EXERCISE TASK: Go through the listing and copy each line with the string "Event".

INFORMATION SHOWN:

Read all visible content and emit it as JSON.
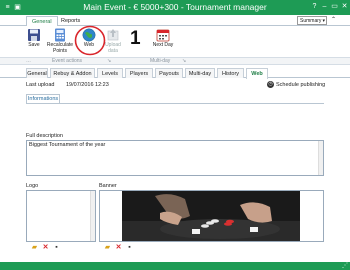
{
  "window": {
    "title": "Main Event - € 5000+300 - Tournament manager",
    "help": "?",
    "restore": "▭",
    "minimize": "–",
    "close": "✕"
  },
  "ribbon_tabs": [
    {
      "label": "General"
    },
    {
      "label": "Reports"
    }
  ],
  "summary_select": {
    "value": "Summary"
  },
  "ribbon": {
    "save": "Save",
    "recalculate": "Recalculate Points",
    "web": "Web",
    "upload": "Upload data",
    "level_number": "1",
    "next_day": "Next Day"
  },
  "groups": {
    "event_actions": "Event actions",
    "multi_day": "Multi-day"
  },
  "main_tabs": [
    {
      "label": "General"
    },
    {
      "label": "Rebuy & Addon"
    },
    {
      "label": "Levels"
    },
    {
      "label": "Players"
    },
    {
      "label": "Payouts"
    },
    {
      "label": "Multi-day"
    },
    {
      "label": "History"
    },
    {
      "label": "Web"
    }
  ],
  "upload": {
    "label": "Last upload",
    "value": "19/07/2016 12:23"
  },
  "schedule_publishing": "Schedule publishing",
  "info_tab": "Informations",
  "full_description": {
    "label": "Full description",
    "value": "Biggest Tournament of the year"
  },
  "logo_label": "Logo",
  "banner_label": "Banner",
  "colors": {
    "accent": "#1e9b55",
    "highlight_circle": "#d9262c"
  }
}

THE OUTPUT:
    "title": "Main Event - € 5000+300 - Tournament manager",
    "event_actions": "Event actions",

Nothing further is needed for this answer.